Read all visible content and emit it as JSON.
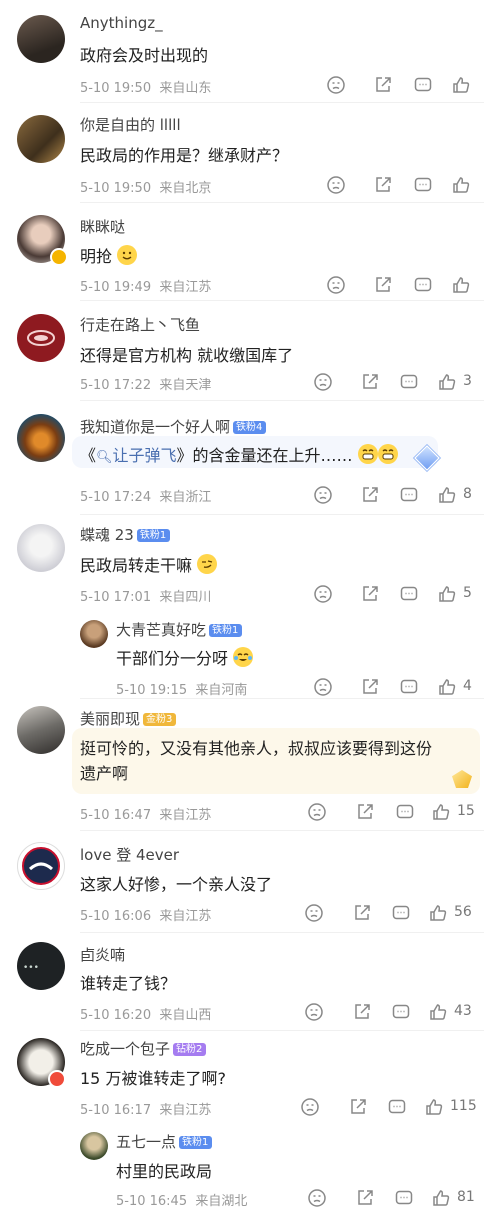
{
  "comments": [
    {
      "user": "Anythingz_",
      "text": "政府会及时出现的",
      "date": "5-10 19:50",
      "loc": "来自山东",
      "likes": ""
    },
    {
      "user": "你是自由的 lllll",
      "text": "民政局的作用是？继承财产？",
      "date": "5-10 19:50",
      "loc": "来自北京",
      "likes": ""
    },
    {
      "user": "眯眯哒",
      "text": "明抢",
      "date": "5-10 19:49",
      "loc": "来自江苏",
      "likes": ""
    },
    {
      "user": "行走在路上丶飞鱼",
      "text": "还得是官方机构 就收缴国库了",
      "date": "5-10 17:22",
      "loc": "来自天津",
      "likes": "3"
    },
    {
      "user": "我知道你是一个好人啊",
      "badge": "铁粉4",
      "text_pre": "《",
      "text_link": "让子弹飞",
      "text_post": "》的含金量还在上升……",
      "date": "5-10 17:24",
      "loc": "来自浙江",
      "likes": "8"
    },
    {
      "user": "蝶魂 23",
      "badge": "铁粉1",
      "text": "民政局转走干嘛",
      "date": "5-10 17:01",
      "loc": "来自四川",
      "likes": "5"
    },
    {
      "user": "大青芒真好吃",
      "badge": "铁粉1",
      "text": "干部们分一分呀",
      "date": "5-10 19:15",
      "loc": "来自河南",
      "likes": "4"
    },
    {
      "user": "美丽即现",
      "badge": "金粉3",
      "text_line1": "挺可怜的，又没有其他亲人，叔叔应该要得到这份",
      "text_line2": "遗产啊",
      "date": "5-10 16:47",
      "loc": "来自江苏",
      "likes": "15"
    },
    {
      "user": "love 登 4ever",
      "text": "这家人好惨，一个亲人没了",
      "date": "5-10 16:06",
      "loc": "来自江苏",
      "likes": "56"
    },
    {
      "user": "卣炎喃",
      "text": "谁转走了钱？",
      "date": "5-10 16:20",
      "loc": "来自山西",
      "likes": "43"
    },
    {
      "user": "吃成一个包子",
      "badge": "钻粉2",
      "text": "15 万被谁转走了啊?",
      "date": "5-10 16:17",
      "loc": "来自江苏",
      "likes": "115"
    },
    {
      "user": "五七一点",
      "badge": "铁粉1",
      "text": "村里的民政局",
      "date": "5-10 16:45",
      "loc": "来自湖北",
      "likes": "81"
    }
  ],
  "icons": {
    "emoji": "emoji-reaction-icon",
    "share": "share-icon",
    "reply": "reply-icon",
    "like": "like-icon"
  },
  "colors": {
    "meta": "#999999",
    "badge_tie": "#5b8def",
    "badge_jin": "#f0b73a",
    "badge_zuan": "#a57cf0"
  }
}
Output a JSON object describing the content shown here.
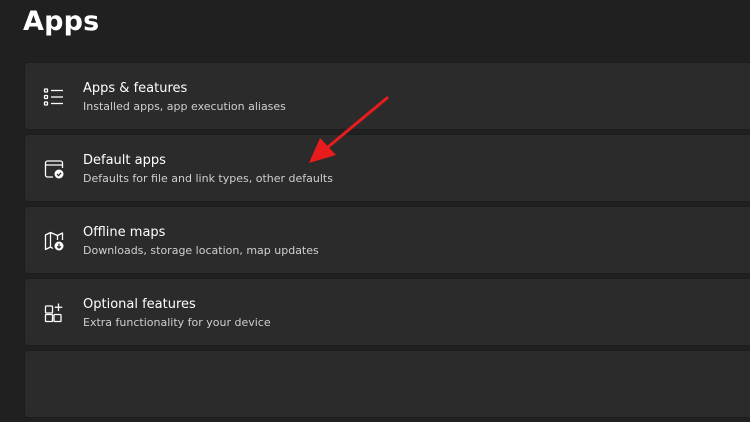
{
  "page": {
    "title": "Apps"
  },
  "items": [
    {
      "title": "Apps & features",
      "subtitle": "Installed apps, app execution aliases",
      "icon": "list-icon"
    },
    {
      "title": "Default apps",
      "subtitle": "Defaults for file and link types, other defaults",
      "icon": "default-apps-icon"
    },
    {
      "title": "Offline maps",
      "subtitle": "Downloads, storage location, map updates",
      "icon": "map-download-icon"
    },
    {
      "title": "Optional features",
      "subtitle": "Extra functionality for your device",
      "icon": "optional-features-icon"
    }
  ],
  "colors": {
    "background": "#202020",
    "card": "#2b2b2b",
    "annotation_arrow": "#e81c1c"
  }
}
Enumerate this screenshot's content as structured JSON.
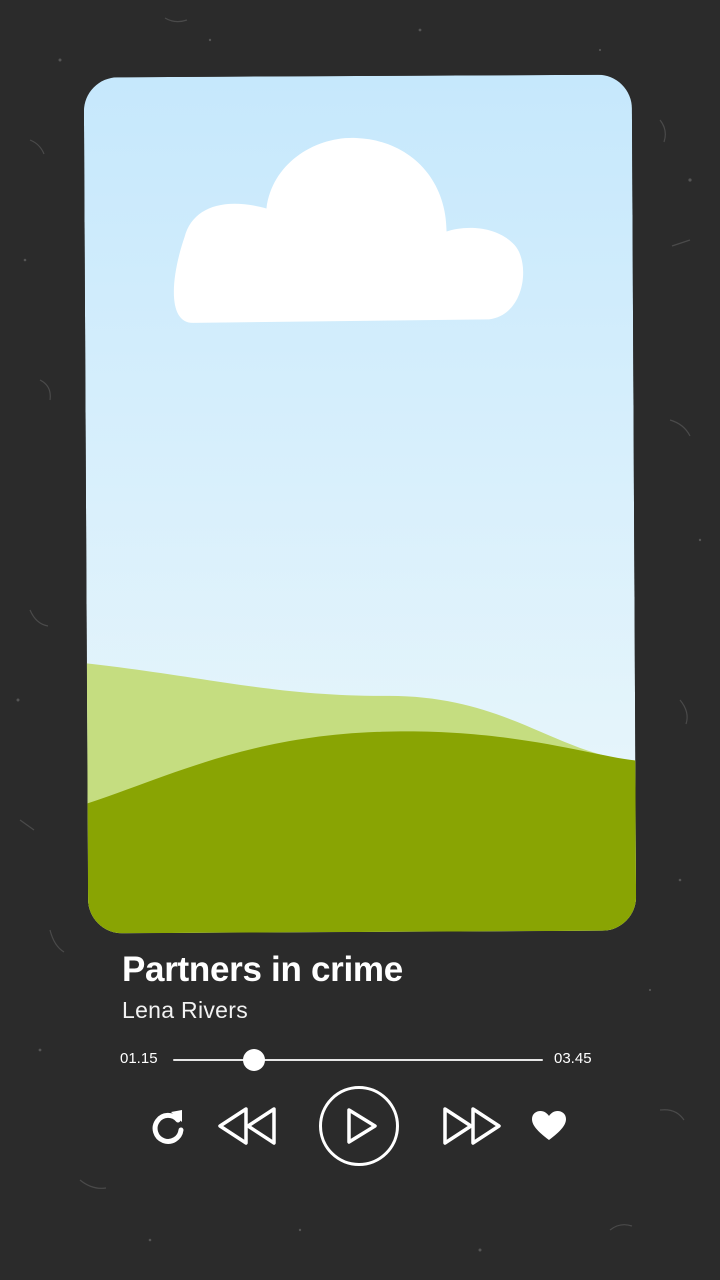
{
  "track": {
    "title": "Partners in crime",
    "artist": "Lena Rivers"
  },
  "progress": {
    "elapsed": "01.15",
    "total": "03.45",
    "fraction": 0.22
  },
  "controls": {
    "repeat_icon": "repeat-icon",
    "rewind_icon": "rewind-icon",
    "play_icon": "play-icon",
    "fast_forward_icon": "fast-forward-icon",
    "favorite_icon": "heart-icon"
  },
  "colors": {
    "background": "#2b2b2b",
    "sky_top": "#c6e8fc",
    "sky_bottom": "#eaf6fb",
    "hill_light": "#c5dd80",
    "hill_dark": "#89a403",
    "foreground": "#ffffff"
  }
}
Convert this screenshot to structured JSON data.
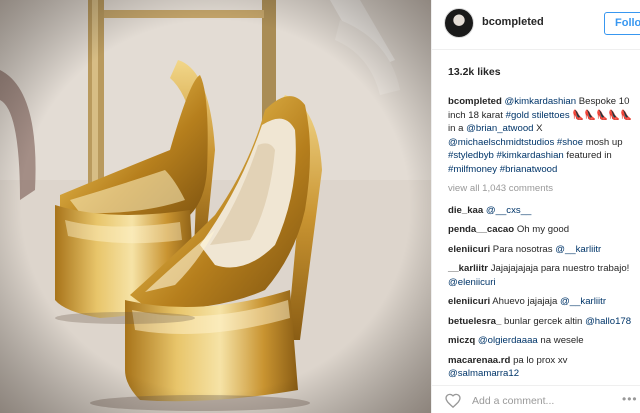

== WHAT IS REQUIRED ==
Copy each line exactly, and leave the pictures out of your copy.

== ANSWER TO THE PROBLEM ==
Read all visible content and emit it as JSON.
{
  "comments": [
    {
      "user": "Anythingz_",
      "text": "政府会及时出现的",
      "date": "5-10 19:50",
      "loc": "来自山东",
      "likes": ""
    },
    {
      "user": "你是自由的 lllll",
      "text": "民政局的作用是？继承财产？",
      "date": "5-10 19:50",
      "loc": "来自北京",
      "likes": ""
    },
    {
      "user": "眯眯哒",
      "text": "明抢",
      "date": "5-10 19:49",
      "loc": "来自江苏",
      "likes": ""
    },
    {
      "user": "行走在路上丶飞鱼",
      "text": "还得是官方机构 就收缴国库了",
      "date": "5-10 17:22",
      "loc": "来自天津",
      "likes": "3"
    },
    {
      "user": "我知道你是一个好人啊",
      "badge": "铁粉4",
      "text_pre": "《",
      "text_link": "让子弹飞",
      "text_post": "》的含金量还在上升……",
      "date": "5-10 17:24",
      "loc": "来自浙江",
      "likes": "8"
    },
    {
      "user": "蝶魂 23",
      "badge": "铁粉1",
      "text": "民政局转走干嘛",
      "date": "5-10 17:01",
      "loc": "来自四川",
      "likes": "5"
    },
    {
      "user": "大青芒真好吃",
      "badge": "铁粉1",
      "text": "干部们分一分呀",
      "date": "5-10 19:15",
      "loc": "来自河南",
      "likes": "4"
    },
    {
      "user": "美丽即现",
      "badge": "金粉3",
      "text_line1": "挺可怜的，又没有其他亲人，叔叔应该要得到这份",
      "text_line2": "遗产啊",
      "date": "5-10 16:47",
      "loc": "来自江苏",
      "likes": "15"
    },
    {
      "user": "love 登 4ever",
      "text": "这家人好惨，一个亲人没了",
      "date": "5-10 16:06",
      "loc": "来自江苏",
      "likes": "56"
    },
    {
      "user": "卣炎喃",
      "text": "谁转走了钱？",
      "date": "5-10 16:20",
      "loc": "来自山西",
      "likes": "43"
    },
    {
      "user": "吃成一个包子",
      "badge": "钻粉2",
      "text": "15 万被谁转走了啊?",
      "date": "5-10 16:17",
      "loc": "来自江苏",
      "likes": "115"
    },
    {
      "user": "五七一点",
      "badge": "铁粉1",
      "text": "村里的民政局",
      "date": "5-10 16:45",
      "loc": "来自湖北",
      "likes": "81"
    }
  ],
  "icons": {
    "emoji": "emoji-reaction-icon",
    "share": "share-icon",
    "reply": "reply-icon",
    "like": "like-icon"
  },
  "colors": {
    "meta": "#999999",
    "badge_tie": "#5b8def",
    "badge_jin": "#f0b73a",
    "badge_zuan": "#a57cf0"
  }
}
Output a JSON object describing the content shown here.
{
  "page": {
    "title": "Apps"
  },
  "items": [
    {
      "title": "Apps & features",
      "subtitle": "Installed apps, app execution aliases",
      "icon": "list-icon"
    },
    {
      "title": "Default apps",
      "subtitle": "Defaults for file and link types, other defaults",
      "icon": "default-apps-icon"
    },
    {
      "title": "Offline maps",
      "subtitle": "Downloads, storage location, map updates",
      "icon": "map-download-icon"
    },
    {
      "title": "Optional features",
      "subtitle": "Extra functionality for your device",
      "icon": "optional-features-icon"
    }
  ],
  "colors": {
    "background": "#202020",
    "card": "#2b2b2b",
    "annotation_arrow": "#e81c1c"
  }
}
Enumerate this screenshot's content as structured JSON.
{
  "track": {
    "title": "Partners in crime",
    "artist": "Lena Rivers"
  },
  "progress": {
    "elapsed": "01.15",
    "total": "03.45",
    "fraction": 0.22
  },
  "controls": {
    "repeat_icon": "repeat-icon",
    "rewind_icon": "rewind-icon",
    "play_icon": "play-icon",
    "fast_forward_icon": "fast-forward-icon",
    "favorite_icon": "heart-icon"
  },
  "colors": {
    "background": "#2b2b2b",
    "sky_top": "#c6e8fc",
    "sky_bottom": "#eaf6fb",
    "hill_light": "#c5dd80",
    "hill_dark": "#89a403",
    "foreground": "#ffffff"
  }
}
Convert this screenshot to structured JSON data.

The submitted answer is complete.